Data shown:
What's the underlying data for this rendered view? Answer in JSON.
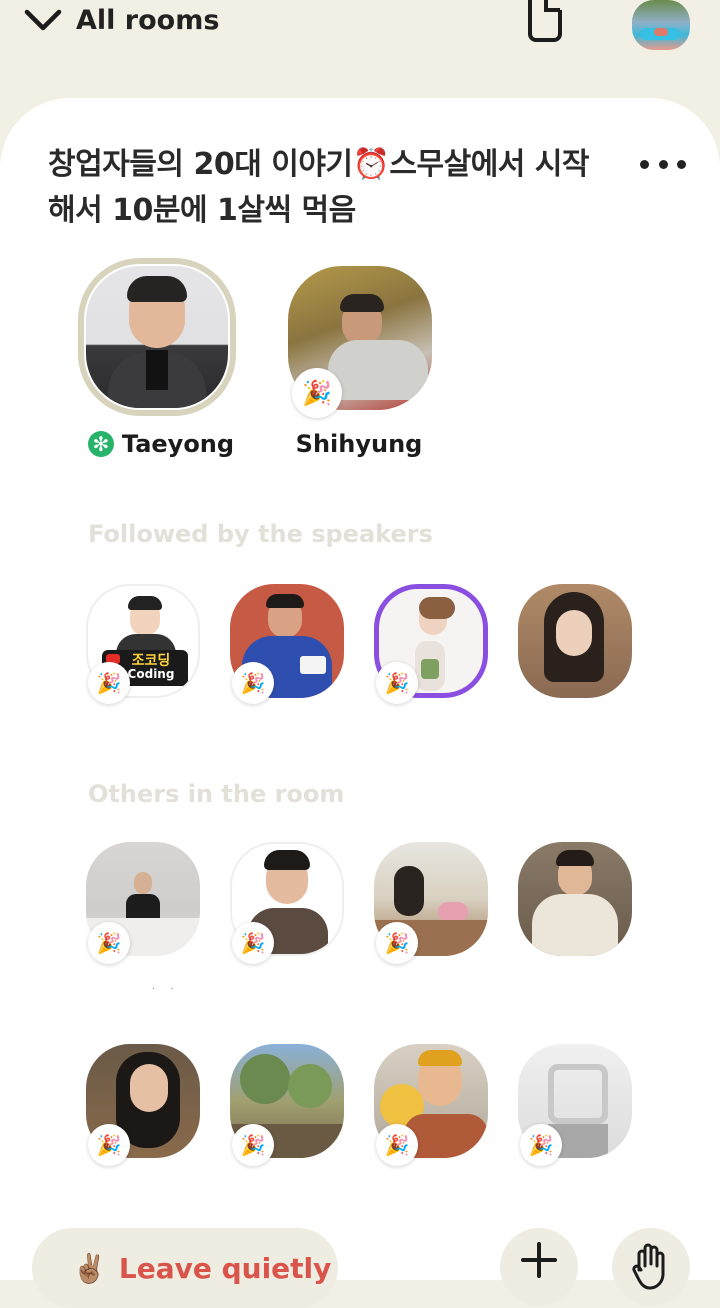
{
  "topbar": {
    "back_label": "All rooms",
    "back_icon": "chevron-down-icon",
    "doc_icon": "document-icon"
  },
  "room": {
    "title": "창업자들의 20대 이야기⏰스무살에서 시작해서 10분에 1살씩 먹음"
  },
  "speakers": [
    {
      "name": "Taeyong",
      "moderator": true,
      "speaking": true
    },
    {
      "name": "Shihyung",
      "moderator": false,
      "new_user_badge": "🎉"
    }
  ],
  "sections": {
    "followed_label": "Followed by the speakers",
    "others_label": "Others in the room"
  },
  "followed": [
    {
      "logo_top": "조코딩",
      "logo_bottom": "Coding",
      "new_user_badge": "🎉"
    },
    {
      "new_user_badge": "🎉"
    },
    {
      "new_user_badge": "🎉",
      "highlight": true
    },
    {
      "new_user_badge": ""
    }
  ],
  "others_row1": [
    {
      "new_user_badge": "🎉"
    },
    {
      "new_user_badge": "🎉"
    },
    {
      "new_user_badge": "🎉"
    },
    {
      "new_user_badge": "🎉"
    }
  ],
  "others_row2": [
    {
      "new_user_badge": "🎉"
    },
    {
      "new_user_badge": "🎉"
    },
    {
      "new_user_badge": "🎉"
    },
    {
      "new_user_badge": "🎉"
    }
  ],
  "bottom": {
    "leave_emoji": "✌🏽",
    "leave_label": "Leave quietly",
    "add_icon": "plus-icon",
    "raise_hand_icon": "raise-hand-icon"
  },
  "colors": {
    "background": "#f2f0e4",
    "sheet": "#ffffff",
    "leave_text": "#d9544a",
    "moderator_badge": "#27b36a",
    "speaking_ring": "#d8d3bc",
    "highlight_ring": "#8a4fe0"
  }
}
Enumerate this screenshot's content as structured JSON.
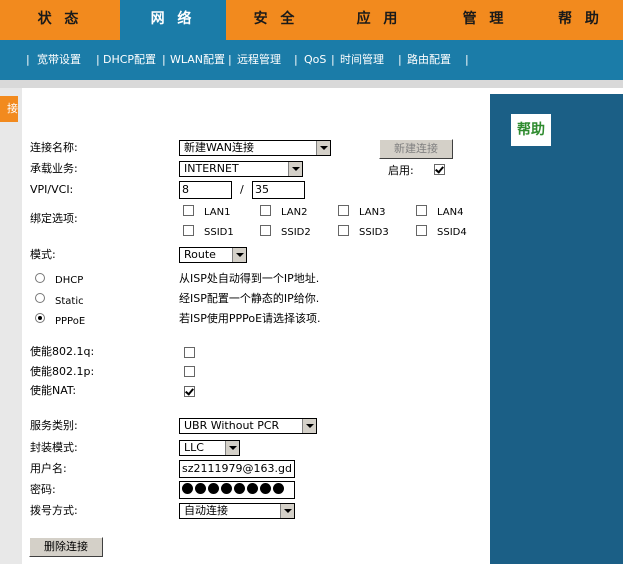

Required work: Would you return the data exactly as written, without the pictures?

Correct result:
What's the underlying data for this rendered view? Answer in JSON.
{
  "topbar": {
    "back_label": "All rooms",
    "back_icon": "chevron-down-icon",
    "doc_icon": "document-icon"
  },
  "room": {
    "title": "창업자들의 20대 이야기⏰스무살에서 시작해서 10분에 1살씩 먹음"
  },
  "speakers": [
    {
      "name": "Taeyong",
      "moderator": true,
      "speaking": true
    },
    {
      "name": "Shihyung",
      "moderator": false,
      "new_user_badge": "🎉"
    }
  ],
  "sections": {
    "followed_label": "Followed by the speakers",
    "others_label": "Others in the room"
  },
  "followed": [
    {
      "logo_top": "조코딩",
      "logo_bottom": "Coding",
      "new_user_badge": "🎉"
    },
    {
      "new_user_badge": "🎉"
    },
    {
      "new_user_badge": "🎉",
      "highlight": true
    },
    {
      "new_user_badge": ""
    }
  ],
  "others_row1": [
    {
      "new_user_badge": "🎉"
    },
    {
      "new_user_badge": "🎉"
    },
    {
      "new_user_badge": "🎉"
    },
    {
      "new_user_badge": "🎉"
    }
  ],
  "others_row2": [
    {
      "new_user_badge": "🎉"
    },
    {
      "new_user_badge": "🎉"
    },
    {
      "new_user_badge": "🎉"
    },
    {
      "new_user_badge": "🎉"
    }
  ],
  "bottom": {
    "leave_emoji": "✌🏽",
    "leave_label": "Leave quietly",
    "add_icon": "plus-icon",
    "raise_hand_icon": "raise-hand-icon"
  },
  "colors": {
    "background": "#f2f0e4",
    "sheet": "#ffffff",
    "leave_text": "#d9544a",
    "moderator_badge": "#27b36a",
    "speaking_ring": "#d8d3bc",
    "highlight_ring": "#8a4fe0"
  }
}
Enumerate this screenshot's content as structured JSON.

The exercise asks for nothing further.